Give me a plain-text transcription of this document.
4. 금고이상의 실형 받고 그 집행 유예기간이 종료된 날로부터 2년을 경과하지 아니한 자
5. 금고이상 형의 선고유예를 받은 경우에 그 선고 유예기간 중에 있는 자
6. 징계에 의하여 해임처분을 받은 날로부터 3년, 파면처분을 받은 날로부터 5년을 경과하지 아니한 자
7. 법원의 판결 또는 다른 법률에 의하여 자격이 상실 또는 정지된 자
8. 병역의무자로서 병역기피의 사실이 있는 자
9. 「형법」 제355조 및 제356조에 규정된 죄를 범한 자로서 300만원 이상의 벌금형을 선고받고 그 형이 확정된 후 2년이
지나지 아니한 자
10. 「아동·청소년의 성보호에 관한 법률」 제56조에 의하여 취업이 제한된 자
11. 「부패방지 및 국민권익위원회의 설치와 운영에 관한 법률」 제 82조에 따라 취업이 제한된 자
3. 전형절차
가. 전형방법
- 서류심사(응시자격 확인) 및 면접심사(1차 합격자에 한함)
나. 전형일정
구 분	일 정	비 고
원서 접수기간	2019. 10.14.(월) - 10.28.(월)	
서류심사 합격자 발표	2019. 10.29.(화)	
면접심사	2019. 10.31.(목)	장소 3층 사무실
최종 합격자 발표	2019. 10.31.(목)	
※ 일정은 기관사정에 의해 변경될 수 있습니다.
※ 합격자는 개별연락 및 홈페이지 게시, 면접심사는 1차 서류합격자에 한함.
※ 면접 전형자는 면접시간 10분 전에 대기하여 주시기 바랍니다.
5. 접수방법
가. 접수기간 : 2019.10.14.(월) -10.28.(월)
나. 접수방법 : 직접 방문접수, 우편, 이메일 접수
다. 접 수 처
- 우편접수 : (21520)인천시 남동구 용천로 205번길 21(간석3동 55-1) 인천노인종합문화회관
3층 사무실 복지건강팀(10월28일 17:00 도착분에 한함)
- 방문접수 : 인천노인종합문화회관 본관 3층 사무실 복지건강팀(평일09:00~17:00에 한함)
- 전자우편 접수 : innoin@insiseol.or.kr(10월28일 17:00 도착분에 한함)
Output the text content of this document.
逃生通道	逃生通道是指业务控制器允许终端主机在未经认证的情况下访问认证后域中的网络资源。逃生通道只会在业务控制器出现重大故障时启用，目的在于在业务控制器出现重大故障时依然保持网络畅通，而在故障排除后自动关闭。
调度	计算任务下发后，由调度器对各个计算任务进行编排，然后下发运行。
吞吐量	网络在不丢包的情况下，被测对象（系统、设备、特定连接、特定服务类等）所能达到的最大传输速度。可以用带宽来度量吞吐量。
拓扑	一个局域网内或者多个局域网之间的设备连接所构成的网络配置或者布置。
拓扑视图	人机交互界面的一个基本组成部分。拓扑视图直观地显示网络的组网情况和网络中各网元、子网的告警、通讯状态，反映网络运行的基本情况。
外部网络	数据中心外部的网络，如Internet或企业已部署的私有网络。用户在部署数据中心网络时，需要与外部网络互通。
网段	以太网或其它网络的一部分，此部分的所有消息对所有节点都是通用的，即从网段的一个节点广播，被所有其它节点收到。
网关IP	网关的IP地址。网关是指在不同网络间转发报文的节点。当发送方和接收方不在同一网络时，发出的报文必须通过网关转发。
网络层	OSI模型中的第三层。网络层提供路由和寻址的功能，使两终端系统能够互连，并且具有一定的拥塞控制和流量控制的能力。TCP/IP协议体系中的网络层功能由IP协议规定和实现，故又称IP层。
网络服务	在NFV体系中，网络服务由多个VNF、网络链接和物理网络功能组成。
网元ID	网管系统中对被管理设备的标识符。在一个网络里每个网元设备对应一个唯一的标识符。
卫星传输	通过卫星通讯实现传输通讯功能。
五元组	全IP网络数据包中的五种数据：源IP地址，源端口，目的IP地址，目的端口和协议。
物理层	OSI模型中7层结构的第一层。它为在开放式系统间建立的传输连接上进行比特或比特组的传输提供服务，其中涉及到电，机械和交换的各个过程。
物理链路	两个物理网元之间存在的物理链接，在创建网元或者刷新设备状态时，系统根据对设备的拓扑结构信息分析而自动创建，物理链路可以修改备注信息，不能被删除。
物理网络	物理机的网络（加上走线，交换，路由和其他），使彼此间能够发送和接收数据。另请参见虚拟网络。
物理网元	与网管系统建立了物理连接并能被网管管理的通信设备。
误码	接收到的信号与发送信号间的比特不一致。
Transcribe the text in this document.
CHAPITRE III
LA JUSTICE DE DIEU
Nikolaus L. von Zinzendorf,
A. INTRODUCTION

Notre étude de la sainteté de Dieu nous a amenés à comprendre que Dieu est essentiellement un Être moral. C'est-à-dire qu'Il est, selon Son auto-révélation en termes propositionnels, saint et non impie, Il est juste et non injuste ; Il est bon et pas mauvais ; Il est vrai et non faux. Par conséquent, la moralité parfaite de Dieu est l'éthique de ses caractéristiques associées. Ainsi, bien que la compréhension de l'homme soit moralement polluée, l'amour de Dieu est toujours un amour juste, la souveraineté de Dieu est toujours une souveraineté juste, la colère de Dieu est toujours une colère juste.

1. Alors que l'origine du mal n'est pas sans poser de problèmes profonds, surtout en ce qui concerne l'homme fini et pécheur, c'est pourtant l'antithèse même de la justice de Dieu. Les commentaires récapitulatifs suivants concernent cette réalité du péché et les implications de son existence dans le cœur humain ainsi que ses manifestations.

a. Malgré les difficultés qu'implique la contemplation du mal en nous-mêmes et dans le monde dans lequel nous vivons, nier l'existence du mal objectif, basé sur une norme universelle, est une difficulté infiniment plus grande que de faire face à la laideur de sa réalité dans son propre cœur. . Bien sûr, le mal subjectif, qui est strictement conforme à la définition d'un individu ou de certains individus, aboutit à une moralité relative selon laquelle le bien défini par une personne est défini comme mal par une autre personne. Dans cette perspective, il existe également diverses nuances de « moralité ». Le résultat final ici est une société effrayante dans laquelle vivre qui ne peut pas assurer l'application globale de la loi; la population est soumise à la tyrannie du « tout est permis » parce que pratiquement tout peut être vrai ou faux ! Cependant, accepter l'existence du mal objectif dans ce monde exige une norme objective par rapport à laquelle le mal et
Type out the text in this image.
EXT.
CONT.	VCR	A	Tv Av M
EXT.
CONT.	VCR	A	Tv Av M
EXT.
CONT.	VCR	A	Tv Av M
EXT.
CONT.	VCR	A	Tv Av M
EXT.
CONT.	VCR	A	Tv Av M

※ ※ ※

• What is expected: Give an exact copy of all the data shown above.

• Solution to this problem:
Give me a plain-text transcription of this document.
4. 금고이상의 실형 받고 그 집행 유예기간이 종료된 날로부터 2년을 경과하지 아니한 자
5. 금고이상 형의 선고유예를 받은 경우에 그 선고 유예기간 중에 있는 자
6. 징계에 의하여 해임처분을 받은 날로부터 3년, 파면처분을 받은 날로부터 5년을 경과하지 아니한 자
7. 법원의 판결 또는 다른 법률에 의하여 자격이 상실 또는 정지된 자
8. 병역의무자로서 병역기피의 사실이 있는 자
9. 「형법」 제355조 및 제356조에 규정된 죄를 범한 자로서 300만원 이상의 벌금형을 선고받고 그 형이 확정된 후 2년이
지나지 아니한 자
10. 「아동·청소년의 성보호에 관한 법률」 제56조에 의하여 취업이 제한된 자
11. 「부패방지 및 국민권익위원회의 설치와 운영에 관한 법률」 제 82조에 따라 취업이 제한된 자
3. 전형절차
가. 전형방법
- 서류심사(응시자격 확인) 및 면접심사(1차 합격자에 한함)
나. 전형일정
구 분	일 정	비 고
원서 접수기간	2019. 10.14.(월) - 10.28.(월)	
서류심사 합격자 발표	2019. 10.29.(화)	
면접심사	2019. 10.31.(목)	장소 3층 사무실
최종 합격자 발표	2019. 10.31.(목)	
※ 일정은 기관사정에 의해 변경될 수 있습니다.
※ 합격자는 개별연락 및 홈페이지 게시, 면접심사는 1차 서류합격자에 한함.
※ 면접 전형자는 면접시간 10분 전에 대기하여 주시기 바랍니다.
5. 접수방법
가. 접수기간 : 2019.10.14.(월) -10.28.(월)
나. 접수방법 : 직접 방문접수, 우편, 이메일 접수
다. 접 수 처
- 우편접수 : (21520)인천시 남동구 용천로 205번길 21(간석3동 55-1) 인천노인종합문화회관
3층 사무실 복지건강팀(10월28일 17:00 도착분에 한함)
- 방문접수 : 인천노인종합문화회관 본관 3층 사무실 복지건강팀(평일09:00~17:00에 한함)
- 전자우편 접수 : innoin@insiseol.or.kr(10월28일 17:00 도착분에 한함)
Output the text content of this document.
逃生通道	逃生通道是指业务控制器允许终端主机在未经认证的情况下访问认证后域中的网络资源。逃生通道只会在业务控制器出现重大故障时启用，目的在于在业务控制器出现重大故障时依然保持网络畅通，而在故障排除后自动关闭。
调度	计算任务下发后，由调度器对各个计算任务进行编排，然后下发运行。
吞吐量	网络在不丢包的情况下，被测对象（系统、设备、特定连接、特定服务类等）所能达到的最大传输速度。可以用带宽来度量吞吐量。
拓扑	一个局域网内或者多个局域网之间的设备连接所构成的网络配置或者布置。
拓扑视图	人机交互界面的一个基本组成部分。拓扑视图直观地显示网络的组网情况和网络中各网元、子网的告警、通讯状态，反映网络运行的基本情况。
外部网络	数据中心外部的网络，如Internet或企业已部署的私有网络。用户在部署数据中心网络时，需要与外部网络互通。
网段	以太网或其它网络的一部分，此部分的所有消息对所有节点都是通用的，即从网段的一个节点广播，被所有其它节点收到。
网关IP	网关的IP地址。网关是指在不同网络间转发报文的节点。当发送方和接收方不在同一网络时，发出的报文必须通过网关转发。
网络层	OSI模型中的第三层。网络层提供路由和寻址的功能，使两终端系统能够互连，并且具有一定的拥塞控制和流量控制的能力。TCP/IP协议体系中的网络层功能由IP协议规定和实现，故又称IP层。
网络服务	在NFV体系中，网络服务由多个VNF、网络链接和物理网络功能组成。
网元ID	网管系统中对被管理设备的标识符。在一个网络里每个网元设备对应一个唯一的标识符。
卫星传输	通过卫星通讯实现传输通讯功能。
五元组	全IP网络数据包中的五种数据：源IP地址，源端口，目的IP地址，目的端口和协议。
物理层	OSI模型中7层结构的第一层。它为在开放式系统间建立的传输连接上进行比特或比特组的传输提供服务，其中涉及到电，机械和交换的各个过程。
物理链路	两个物理网元之间存在的物理链接，在创建网元或者刷新设备状态时，系统根据对设备的拓扑结构信息分析而自动创建，物理链路可以修改备注信息，不能被删除。
物理网络	物理机的网络（加上走线，交换，路由和其他），使彼此间能够发送和接收数据。另请参见虚拟网络。
物理网元	与网管系统建立了物理连接并能被网管管理的通信设备。
误码	接收到的信号与发送信号间的比特不一致。
Transcribe the text in this document.
CHAPITRE III
LA JUSTICE DE DIEU
Nikolaus L. von Zinzendorf,
A. INTRODUCTION

Notre étude de la sainteté de Dieu nous a amenés à comprendre que Dieu est essentiellement un Être moral. C'est-à-dire qu'Il est, selon Son auto-révélation en termes propositionnels, saint et non impie, Il est juste et non injuste ; Il est bon et pas mauvais ; Il est vrai et non faux. Par conséquent, la moralité parfaite de Dieu est l'éthique de ses caractéristiques associées. Ainsi, bien que la compréhension de l'homme soit moralement polluée, l'amour de Dieu est toujours un amour juste, la souveraineté de Dieu est toujours une souveraineté juste, la colère de Dieu est toujours une colère juste.

1. Alors que l'origine du mal n'est pas sans poser de problèmes profonds, surtout en ce qui concerne l'homme fini et pécheur, c'est pourtant l'antithèse même de la justice de Dieu. Les commentaires récapitulatifs suivants concernent cette réalité du péché et les implications de son existence dans le cœur humain ainsi que ses manifestations.

a. Malgré les difficultés qu'implique la contemplation du mal en nous-mêmes et dans le monde dans lequel nous vivons, nier l'existence du mal objectif, basé sur une norme universelle, est une difficulté infiniment plus grande que de faire face à la laideur de sa réalité dans son propre cœur. . Bien sûr, le mal subjectif, qui est strictement conforme à la définition d'un individu ou de certains individus, aboutit à une moralité relative selon laquelle le bien défini par une personne est défini comme mal par une autre personne. Dans cette perspective, il existe également diverses nuances de « moralité ». Le résultat final ici est une société effrayante dans laquelle vivre qui ne peut pas assurer l'application globale de la loi; la population est soumise à la tyrannie du « tout est permis » parce que pratiquement tout peut être vrai ou faux ! Cependant, accepter l'existence du mal objectif dans ce monde exige une norme objective par rapport à laquelle le mal et
Type out the text in this image.
EXT.
CONT.	VCR	A	Tv Av M
EXT.
CONT.	VCR	A	Tv Av M
EXT.
CONT.	VCR	A	Tv Av M
EXT.
CONT.	VCR	A	Tv Av M
EXT.
CONT.	VCR	A	Tv Av M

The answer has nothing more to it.